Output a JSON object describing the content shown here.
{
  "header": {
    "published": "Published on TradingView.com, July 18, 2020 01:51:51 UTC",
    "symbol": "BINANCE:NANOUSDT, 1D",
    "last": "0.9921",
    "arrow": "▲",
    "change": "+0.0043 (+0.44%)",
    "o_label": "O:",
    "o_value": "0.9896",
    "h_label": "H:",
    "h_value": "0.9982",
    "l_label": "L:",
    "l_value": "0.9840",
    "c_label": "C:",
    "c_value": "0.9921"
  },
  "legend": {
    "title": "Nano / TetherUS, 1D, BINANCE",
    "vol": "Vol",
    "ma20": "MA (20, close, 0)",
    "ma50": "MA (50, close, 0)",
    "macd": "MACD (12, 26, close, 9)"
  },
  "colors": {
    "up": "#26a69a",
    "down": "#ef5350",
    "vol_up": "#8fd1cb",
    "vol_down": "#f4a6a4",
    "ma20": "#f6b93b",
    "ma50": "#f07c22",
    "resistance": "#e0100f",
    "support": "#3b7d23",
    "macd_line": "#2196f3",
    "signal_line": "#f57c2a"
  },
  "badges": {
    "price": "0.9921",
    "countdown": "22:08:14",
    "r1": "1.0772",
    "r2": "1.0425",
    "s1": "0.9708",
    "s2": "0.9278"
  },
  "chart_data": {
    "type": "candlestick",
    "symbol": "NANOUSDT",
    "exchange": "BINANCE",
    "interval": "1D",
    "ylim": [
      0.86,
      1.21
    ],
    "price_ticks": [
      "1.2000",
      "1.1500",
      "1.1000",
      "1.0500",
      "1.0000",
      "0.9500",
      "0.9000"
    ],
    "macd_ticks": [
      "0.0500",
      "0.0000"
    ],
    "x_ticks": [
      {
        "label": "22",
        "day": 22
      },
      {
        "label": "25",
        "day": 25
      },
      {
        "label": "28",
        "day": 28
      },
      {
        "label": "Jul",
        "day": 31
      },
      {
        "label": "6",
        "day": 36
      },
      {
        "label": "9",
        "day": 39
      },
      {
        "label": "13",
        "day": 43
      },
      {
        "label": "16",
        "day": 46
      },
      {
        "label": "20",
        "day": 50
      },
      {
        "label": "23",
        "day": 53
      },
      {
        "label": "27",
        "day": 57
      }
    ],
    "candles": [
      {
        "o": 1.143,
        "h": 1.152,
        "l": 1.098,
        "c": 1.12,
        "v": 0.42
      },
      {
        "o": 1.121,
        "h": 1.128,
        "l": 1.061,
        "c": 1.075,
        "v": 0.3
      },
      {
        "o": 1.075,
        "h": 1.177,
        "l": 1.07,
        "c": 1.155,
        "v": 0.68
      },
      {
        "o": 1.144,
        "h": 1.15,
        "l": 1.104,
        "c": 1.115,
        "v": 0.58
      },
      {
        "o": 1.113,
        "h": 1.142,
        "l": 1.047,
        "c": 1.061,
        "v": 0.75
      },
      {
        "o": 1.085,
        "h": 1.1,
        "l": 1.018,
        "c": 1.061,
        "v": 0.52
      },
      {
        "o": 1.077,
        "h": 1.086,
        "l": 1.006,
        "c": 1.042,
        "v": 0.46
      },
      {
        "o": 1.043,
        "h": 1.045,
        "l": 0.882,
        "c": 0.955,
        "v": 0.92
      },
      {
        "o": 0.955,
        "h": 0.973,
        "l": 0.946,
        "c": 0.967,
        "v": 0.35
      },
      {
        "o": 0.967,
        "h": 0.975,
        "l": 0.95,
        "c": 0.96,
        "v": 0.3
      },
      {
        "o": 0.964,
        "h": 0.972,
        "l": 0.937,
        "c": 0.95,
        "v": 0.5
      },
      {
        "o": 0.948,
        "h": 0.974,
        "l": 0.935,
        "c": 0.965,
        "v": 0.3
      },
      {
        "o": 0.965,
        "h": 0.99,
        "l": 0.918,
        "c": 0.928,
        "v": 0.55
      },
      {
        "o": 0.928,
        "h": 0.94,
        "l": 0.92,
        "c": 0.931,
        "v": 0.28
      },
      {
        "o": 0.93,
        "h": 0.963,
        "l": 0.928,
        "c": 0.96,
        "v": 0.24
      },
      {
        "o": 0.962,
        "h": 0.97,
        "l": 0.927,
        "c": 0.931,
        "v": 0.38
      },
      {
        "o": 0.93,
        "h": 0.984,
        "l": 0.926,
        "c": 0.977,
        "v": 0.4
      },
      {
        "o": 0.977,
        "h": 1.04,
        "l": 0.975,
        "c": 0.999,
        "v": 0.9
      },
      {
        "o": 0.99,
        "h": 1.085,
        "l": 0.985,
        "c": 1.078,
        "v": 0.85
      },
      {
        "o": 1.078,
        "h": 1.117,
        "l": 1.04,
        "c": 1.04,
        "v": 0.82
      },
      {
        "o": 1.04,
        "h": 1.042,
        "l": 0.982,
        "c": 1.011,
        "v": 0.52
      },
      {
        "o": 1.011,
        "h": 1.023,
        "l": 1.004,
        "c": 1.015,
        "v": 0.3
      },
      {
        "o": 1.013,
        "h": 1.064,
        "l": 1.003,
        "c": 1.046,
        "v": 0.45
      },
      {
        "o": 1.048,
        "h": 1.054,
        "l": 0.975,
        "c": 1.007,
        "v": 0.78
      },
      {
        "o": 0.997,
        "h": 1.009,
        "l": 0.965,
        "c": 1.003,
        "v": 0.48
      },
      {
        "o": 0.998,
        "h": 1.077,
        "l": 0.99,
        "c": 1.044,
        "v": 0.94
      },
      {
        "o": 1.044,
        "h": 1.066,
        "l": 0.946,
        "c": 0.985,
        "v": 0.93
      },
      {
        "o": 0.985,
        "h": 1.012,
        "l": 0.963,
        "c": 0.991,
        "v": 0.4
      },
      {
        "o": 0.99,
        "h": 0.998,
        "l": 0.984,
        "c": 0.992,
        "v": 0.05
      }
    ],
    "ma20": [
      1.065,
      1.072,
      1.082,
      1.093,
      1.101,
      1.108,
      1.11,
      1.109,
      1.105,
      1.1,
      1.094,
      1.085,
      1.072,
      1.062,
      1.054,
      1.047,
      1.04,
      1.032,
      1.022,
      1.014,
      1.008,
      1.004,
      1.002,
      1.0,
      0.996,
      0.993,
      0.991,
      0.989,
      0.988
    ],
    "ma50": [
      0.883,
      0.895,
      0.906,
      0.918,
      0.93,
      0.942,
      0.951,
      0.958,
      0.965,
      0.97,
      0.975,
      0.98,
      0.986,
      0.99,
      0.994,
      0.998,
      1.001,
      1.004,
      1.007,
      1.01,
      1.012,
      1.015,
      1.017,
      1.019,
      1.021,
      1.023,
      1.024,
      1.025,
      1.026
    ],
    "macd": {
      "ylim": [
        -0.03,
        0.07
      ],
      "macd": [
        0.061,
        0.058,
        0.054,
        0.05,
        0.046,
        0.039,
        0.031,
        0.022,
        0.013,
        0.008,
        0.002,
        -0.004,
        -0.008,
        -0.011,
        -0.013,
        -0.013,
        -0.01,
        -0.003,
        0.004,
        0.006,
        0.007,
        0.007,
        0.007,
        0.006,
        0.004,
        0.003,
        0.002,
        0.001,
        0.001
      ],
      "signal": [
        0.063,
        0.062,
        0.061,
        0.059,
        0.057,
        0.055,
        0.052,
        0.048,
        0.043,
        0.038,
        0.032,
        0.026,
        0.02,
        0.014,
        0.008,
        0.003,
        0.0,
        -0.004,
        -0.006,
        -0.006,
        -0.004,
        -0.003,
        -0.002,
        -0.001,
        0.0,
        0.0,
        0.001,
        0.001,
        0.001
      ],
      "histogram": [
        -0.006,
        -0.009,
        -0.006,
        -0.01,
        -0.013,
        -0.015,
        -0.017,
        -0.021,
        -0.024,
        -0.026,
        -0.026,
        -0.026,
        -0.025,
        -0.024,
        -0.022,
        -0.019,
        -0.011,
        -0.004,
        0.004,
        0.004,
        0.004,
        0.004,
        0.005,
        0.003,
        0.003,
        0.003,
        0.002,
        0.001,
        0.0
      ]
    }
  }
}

» **Your objective**: Copy out all lines above that include the string "BINANCE".

» **Task response**:
    "symbol": "BINANCE:NANOUSDT, 1D",
    "title": "Nano / TetherUS, 1D, BINANCE",
    "exchange": "BINANCE",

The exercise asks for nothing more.